## TASK GOAL:
Pictures do not belong in the copy, so please give every entry below again exactly.

## PROVIDED INFORMATION:
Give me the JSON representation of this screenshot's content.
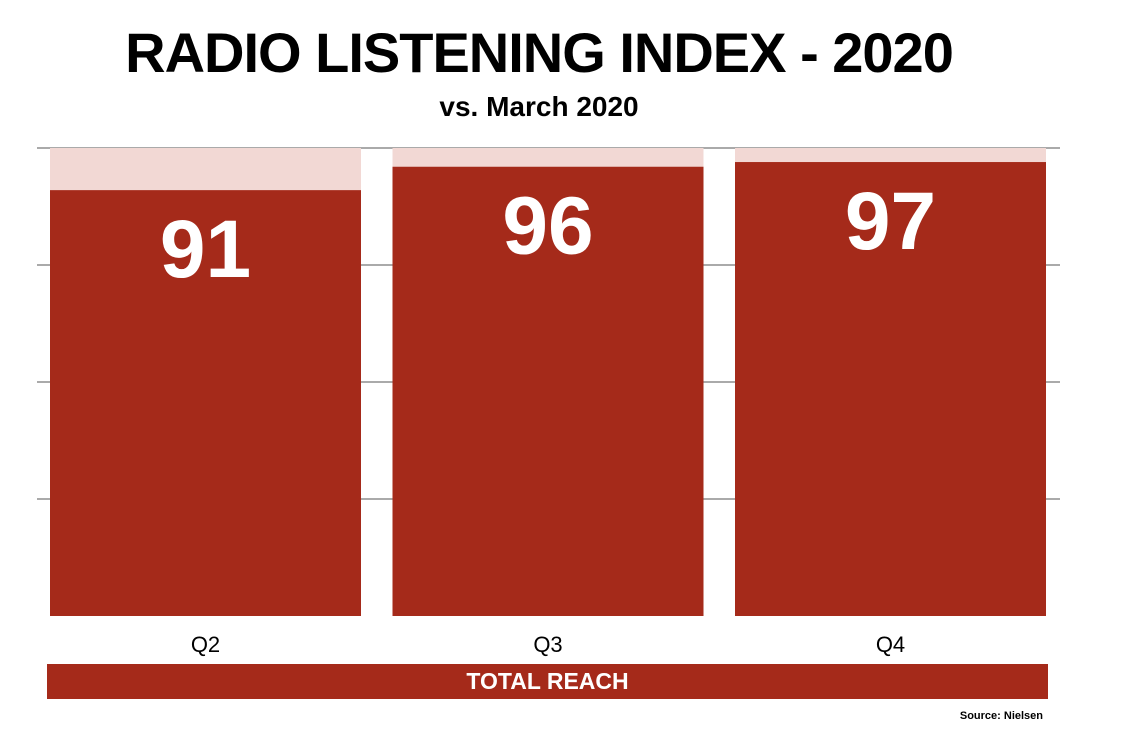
{
  "colors": {
    "bar": "#a52a1a",
    "remainder": "#f2d8d4",
    "value_label": "#ffffff",
    "gridline": "#555555"
  },
  "chart_data": {
    "type": "bar",
    "title": "RADIO LISTENING INDEX - 2020",
    "subtitle": "vs. March 2020",
    "categories": [
      "Q2",
      "Q3",
      "Q4"
    ],
    "series": [
      {
        "values": [
          91,
          96,
          97
        ]
      }
    ],
    "ylim": [
      0,
      100
    ],
    "grid": true,
    "y_ticks_shown": false,
    "group_label": "TOTAL REACH",
    "source": "Source: Nielsen"
  }
}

## SOLUTION:
Give me the JSON representation of this screenshot's content.
{
  "colors": {
    "bar": "#a52a1a",
    "remainder": "#f2d8d4",
    "value_label": "#ffffff",
    "gridline": "#555555"
  },
  "chart_data": {
    "type": "bar",
    "title": "RADIO LISTENING INDEX - 2020",
    "subtitle": "vs. March 2020",
    "categories": [
      "Q2",
      "Q3",
      "Q4"
    ],
    "series": [
      {
        "values": [
          91,
          96,
          97
        ]
      }
    ],
    "ylim": [
      0,
      100
    ],
    "grid": true,
    "y_ticks_shown": false,
    "group_label": "TOTAL REACH",
    "source": "Source: Nielsen"
  }
}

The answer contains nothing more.